Direction
Repeat, without any change, the entries presented below.

Extracted entries
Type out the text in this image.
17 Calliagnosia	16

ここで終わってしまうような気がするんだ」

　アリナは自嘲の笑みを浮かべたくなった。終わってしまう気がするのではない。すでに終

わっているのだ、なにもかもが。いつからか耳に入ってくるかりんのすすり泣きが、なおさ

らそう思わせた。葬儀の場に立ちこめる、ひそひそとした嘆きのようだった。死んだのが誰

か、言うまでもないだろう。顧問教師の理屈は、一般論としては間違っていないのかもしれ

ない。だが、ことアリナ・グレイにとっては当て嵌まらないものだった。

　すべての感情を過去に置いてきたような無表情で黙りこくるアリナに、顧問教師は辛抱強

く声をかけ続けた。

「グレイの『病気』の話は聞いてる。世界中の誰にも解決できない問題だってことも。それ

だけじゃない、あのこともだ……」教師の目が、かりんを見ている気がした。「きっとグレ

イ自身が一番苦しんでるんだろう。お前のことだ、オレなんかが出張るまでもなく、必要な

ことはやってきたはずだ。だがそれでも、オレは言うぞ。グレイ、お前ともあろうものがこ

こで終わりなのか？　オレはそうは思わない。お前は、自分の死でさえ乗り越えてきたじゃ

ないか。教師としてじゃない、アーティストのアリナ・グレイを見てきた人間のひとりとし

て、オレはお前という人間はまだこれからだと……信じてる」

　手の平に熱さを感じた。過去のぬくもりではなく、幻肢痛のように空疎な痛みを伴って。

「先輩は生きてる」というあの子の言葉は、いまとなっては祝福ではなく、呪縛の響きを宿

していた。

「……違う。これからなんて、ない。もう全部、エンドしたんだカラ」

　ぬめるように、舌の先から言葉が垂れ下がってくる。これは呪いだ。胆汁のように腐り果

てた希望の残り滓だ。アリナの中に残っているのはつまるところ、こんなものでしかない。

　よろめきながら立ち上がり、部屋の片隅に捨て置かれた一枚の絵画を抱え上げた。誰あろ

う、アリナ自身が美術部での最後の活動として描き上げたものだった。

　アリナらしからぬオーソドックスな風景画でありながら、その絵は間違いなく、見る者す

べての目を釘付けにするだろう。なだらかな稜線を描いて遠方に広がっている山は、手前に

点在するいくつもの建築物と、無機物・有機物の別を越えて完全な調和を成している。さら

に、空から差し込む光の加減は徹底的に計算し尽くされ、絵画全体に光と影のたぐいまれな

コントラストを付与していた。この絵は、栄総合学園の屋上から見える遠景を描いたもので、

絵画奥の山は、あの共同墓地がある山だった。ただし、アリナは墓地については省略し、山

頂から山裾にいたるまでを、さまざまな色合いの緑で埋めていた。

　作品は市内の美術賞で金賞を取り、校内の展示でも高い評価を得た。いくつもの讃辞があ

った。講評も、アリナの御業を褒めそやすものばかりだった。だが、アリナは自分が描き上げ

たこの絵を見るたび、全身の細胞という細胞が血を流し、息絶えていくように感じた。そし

Solution for this problem
Type out the text in this image.
17 Calliagnosia	16

ここで終わってしまうような気がするんだ」

　アリナは自嘲の笑みを浮かべたくなった。終わってしまう気がするのではない。すでに終

わっているのだ、なにもかもが。いつからか耳に入ってくるかりんのすすり泣きが、なおさ

らそう思わせた。葬儀の場に立ちこめる、ひそひそとした嘆きのようだった。死んだのが誰

か、言うまでもないだろう。顧問教師の理屈は、一般論としては間違っていないのかもしれ

ない。だが、ことアリナ・グレイにとっては当て嵌まらないものだった。

　すべての感情を過去に置いてきたような無表情で黙りこくるアリナに、顧問教師は辛抱強

く声をかけ続けた。

「グレイの『病気』の話は聞いてる。世界中の誰にも解決できない問題だってことも。それ

だけじゃない、あのこともだ……」教師の目が、かりんを見ている気がした。「きっとグレ

イ自身が一番苦しんでるんだろう。お前のことだ、オレなんかが出張るまでもなく、必要な

ことはやってきたはずだ。だがそれでも、オレは言うぞ。グレイ、お前ともあろうものがこ

こで終わりなのか？　オレはそうは思わない。お前は、自分の死でさえ乗り越えてきたじゃ

ないか。教師としてじゃない、アーティストのアリナ・グレイを見てきた人間のひとりとし

て、オレはお前という人間はまだこれからだと……信じてる」

　手の平に熱さを感じた。過去のぬくもりではなく、幻肢痛のように空疎な痛みを伴って。

「先輩は生きてる」というあの子の言葉は、いまとなっては祝福ではなく、呪縛の響きを宿

していた。

「……違う。これからなんて、ない。もう全部、エンドしたんだカラ」

　ぬめるように、舌の先から言葉が垂れ下がってくる。これは呪いだ。胆汁のように腐り果

てた希望の残り滓だ。アリナの中に残っているのはつまるところ、こんなものでしかない。

　よろめきながら立ち上がり、部屋の片隅に捨て置かれた一枚の絵画を抱え上げた。誰あろ

う、アリナ自身が美術部での最後の活動として描き上げたものだった。

　アリナらしからぬオーソドックスな風景画でありながら、その絵は間違いなく、見る者す

べての目を釘付けにするだろう。なだらかな稜線を描いて遠方に広がっている山は、手前に

点在するいくつもの建築物と、無機物・有機物の別を越えて完全な調和を成している。さら

に、空から差し込む光の加減は徹底的に計算し尽くされ、絵画全体に光と影のたぐいまれな

コントラストを付与していた。この絵は、栄総合学園の屋上から見える遠景を描いたもので、

絵画奥の山は、あの共同墓地がある山だった。ただし、アリナは墓地については省略し、山

頂から山裾にいたるまでを、さまざまな色合いの緑で埋めていた。

　作品は市内の美術賞で金賞を取り、校内の展示でも高い評価を得た。いくつもの讃辞があ

った。講評も、アリナの御業を褒めそやすものばかりだった。だが、アリナは自分が描き上げ

たこの絵を見るたび、全身の細胞という細胞が血を流し、息絶えていくように感じた。そし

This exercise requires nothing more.